* _WHAT YOU NEED TO DO_
Output the data below in full, byte for byte. Nothing may differ.

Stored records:
>>>>
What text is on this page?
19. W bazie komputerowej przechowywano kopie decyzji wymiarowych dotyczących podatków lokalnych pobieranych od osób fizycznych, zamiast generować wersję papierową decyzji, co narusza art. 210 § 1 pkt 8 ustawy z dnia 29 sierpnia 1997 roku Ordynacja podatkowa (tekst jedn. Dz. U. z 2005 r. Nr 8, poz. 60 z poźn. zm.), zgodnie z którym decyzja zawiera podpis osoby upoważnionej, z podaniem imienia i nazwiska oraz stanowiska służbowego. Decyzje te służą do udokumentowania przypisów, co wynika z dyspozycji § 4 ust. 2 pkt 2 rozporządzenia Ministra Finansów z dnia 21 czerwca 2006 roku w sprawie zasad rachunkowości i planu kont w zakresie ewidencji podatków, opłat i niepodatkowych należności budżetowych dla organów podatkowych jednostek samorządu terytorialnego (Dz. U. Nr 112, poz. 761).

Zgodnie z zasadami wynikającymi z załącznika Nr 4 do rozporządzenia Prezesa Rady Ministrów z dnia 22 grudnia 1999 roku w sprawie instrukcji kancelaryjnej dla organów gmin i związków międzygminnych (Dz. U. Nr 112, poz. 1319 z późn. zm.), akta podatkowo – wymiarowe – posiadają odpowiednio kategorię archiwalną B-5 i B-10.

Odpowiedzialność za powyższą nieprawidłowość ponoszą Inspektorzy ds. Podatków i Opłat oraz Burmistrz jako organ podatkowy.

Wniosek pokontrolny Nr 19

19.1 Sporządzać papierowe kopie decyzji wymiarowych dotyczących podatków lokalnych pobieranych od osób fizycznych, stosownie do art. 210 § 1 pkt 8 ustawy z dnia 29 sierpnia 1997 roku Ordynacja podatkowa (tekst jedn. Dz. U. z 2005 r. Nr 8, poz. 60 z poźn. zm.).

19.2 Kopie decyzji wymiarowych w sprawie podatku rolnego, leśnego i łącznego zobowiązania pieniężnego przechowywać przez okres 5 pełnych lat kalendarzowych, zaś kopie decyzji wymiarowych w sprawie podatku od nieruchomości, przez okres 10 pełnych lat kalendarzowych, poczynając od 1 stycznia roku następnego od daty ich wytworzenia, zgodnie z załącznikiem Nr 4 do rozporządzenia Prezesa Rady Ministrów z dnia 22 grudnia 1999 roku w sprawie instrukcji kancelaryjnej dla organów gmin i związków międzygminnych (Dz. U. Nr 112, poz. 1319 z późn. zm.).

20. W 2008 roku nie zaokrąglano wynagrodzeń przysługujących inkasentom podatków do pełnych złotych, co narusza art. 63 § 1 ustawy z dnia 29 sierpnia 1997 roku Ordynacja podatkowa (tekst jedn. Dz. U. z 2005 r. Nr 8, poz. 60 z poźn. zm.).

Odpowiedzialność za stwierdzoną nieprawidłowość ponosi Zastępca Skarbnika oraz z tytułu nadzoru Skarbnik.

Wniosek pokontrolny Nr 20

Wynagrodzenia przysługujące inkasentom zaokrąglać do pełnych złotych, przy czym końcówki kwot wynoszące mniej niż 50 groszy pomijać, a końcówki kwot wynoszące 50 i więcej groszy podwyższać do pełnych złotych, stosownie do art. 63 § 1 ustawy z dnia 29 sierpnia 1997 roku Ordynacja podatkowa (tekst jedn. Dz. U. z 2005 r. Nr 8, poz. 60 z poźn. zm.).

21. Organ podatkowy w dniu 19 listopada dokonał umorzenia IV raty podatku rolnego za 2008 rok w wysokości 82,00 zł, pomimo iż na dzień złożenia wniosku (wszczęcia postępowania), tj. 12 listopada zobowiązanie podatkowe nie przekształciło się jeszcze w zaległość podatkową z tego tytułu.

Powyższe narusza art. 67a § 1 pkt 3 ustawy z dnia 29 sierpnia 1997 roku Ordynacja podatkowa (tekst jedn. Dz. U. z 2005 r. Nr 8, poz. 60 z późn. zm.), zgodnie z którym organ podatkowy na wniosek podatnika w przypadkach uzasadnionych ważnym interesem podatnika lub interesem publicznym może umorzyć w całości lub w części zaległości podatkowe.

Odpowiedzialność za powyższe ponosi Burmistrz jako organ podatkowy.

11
<<<<
* _ANSWER TO THE TASK_
What text is on this page?
19. W bazie komputerowej przechowywano kopie decyzji wymiarowych dotyczących podatków lokalnych pobieranych od osób fizycznych, zamiast generować wersję papierową decyzji, co narusza art. 210 § 1 pkt 8 ustawy z dnia 29 sierpnia 1997 roku Ordynacja podatkowa (tekst jedn. Dz. U. z 2005 r. Nr 8, poz. 60 z poźn. zm.), zgodnie z którym decyzja zawiera podpis osoby upoważnionej, z podaniem imienia i nazwiska oraz stanowiska służbowego. Decyzje te służą do udokumentowania przypisów, co wynika z dyspozycji § 4 ust. 2 pkt 2 rozporządzenia Ministra Finansów z dnia 21 czerwca 2006 roku w sprawie zasad rachunkowości i planu kont w zakresie ewidencji podatków, opłat i niepodatkowych należności budżetowych dla organów podatkowych jednostek samorządu terytorialnego (Dz. U. Nr 112, poz. 761).

Zgodnie z zasadami wynikającymi z załącznika Nr 4 do rozporządzenia Prezesa Rady Ministrów z dnia 22 grudnia 1999 roku w sprawie instrukcji kancelaryjnej dla organów gmin i związków międzygminnych (Dz. U. Nr 112, poz. 1319 z późn. zm.), akta podatkowo – wymiarowe – posiadają odpowiednio kategorię archiwalną B-5 i B-10.

Odpowiedzialność za powyższą nieprawidłowość ponoszą Inspektorzy ds. Podatków i Opłat oraz Burmistrz jako organ podatkowy.

Wniosek pokontrolny Nr 19

19.1 Sporządzać papierowe kopie decyzji wymiarowych dotyczących podatków lokalnych pobieranych od osób fizycznych, stosownie do art. 210 § 1 pkt 8 ustawy z dnia 29 sierpnia 1997 roku Ordynacja podatkowa (tekst jedn. Dz. U. z 2005 r. Nr 8, poz. 60 z poźn. zm.).

19.2 Kopie decyzji wymiarowych w sprawie podatku rolnego, leśnego i łącznego zobowiązania pieniężnego przechowywać przez okres 5 pełnych lat kalendarzowych, zaś kopie decyzji wymiarowych w sprawie podatku od nieruchomości, przez okres 10 pełnych lat kalendarzowych, poczynając od 1 stycznia roku następnego od daty ich wytworzenia, zgodnie z załącznikiem Nr 4 do rozporządzenia Prezesa Rady Ministrów z dnia 22 grudnia 1999 roku w sprawie instrukcji kancelaryjnej dla organów gmin i związków międzygminnych (Dz. U. Nr 112, poz. 1319 z późn. zm.).

20. W 2008 roku nie zaokrąglano wynagrodzeń przysługujących inkasentom podatków do pełnych złotych, co narusza art. 63 § 1 ustawy z dnia 29 sierpnia 1997 roku Ordynacja podatkowa (tekst jedn. Dz. U. z 2005 r. Nr 8, poz. 60 z poźn. zm.).

Odpowiedzialność za stwierdzoną nieprawidłowość ponosi Zastępca Skarbnika oraz z tytułu nadzoru Skarbnik.

Wniosek pokontrolny Nr 20

Wynagrodzenia przysługujące inkasentom zaokrąglać do pełnych złotych, przy czym końcówki kwot wynoszące mniej niż 50 groszy pomijać, a końcówki kwot wynoszące 50 i więcej groszy podwyższać do pełnych złotych, stosownie do art. 63 § 1 ustawy z dnia 29 sierpnia 1997 roku Ordynacja podatkowa (tekst jedn. Dz. U. z 2005 r. Nr 8, poz. 60 z poźn. zm.).

21. Organ podatkowy w dniu 19 listopada dokonał umorzenia IV raty podatku rolnego za 2008 rok w wysokości 82,00 zł, pomimo iż na dzień złożenia wniosku (wszczęcia postępowania), tj. 12 listopada zobowiązanie podatkowe nie przekształciło się jeszcze w zaległość podatkową z tego tytułu.

Powyższe narusza art. 67a § 1 pkt 3 ustawy z dnia 29 sierpnia 1997 roku Ordynacja podatkowa (tekst jedn. Dz. U. z 2005 r. Nr 8, poz. 60 z późn. zm.), zgodnie z którym organ podatkowy na wniosek podatnika w przypadkach uzasadnionych ważnym interesem podatnika lub interesem publicznym może umorzyć w całości lub w części zaległości podatkowe.

Odpowiedzialność za powyższe ponosi Burmistrz jako organ podatkowy.

11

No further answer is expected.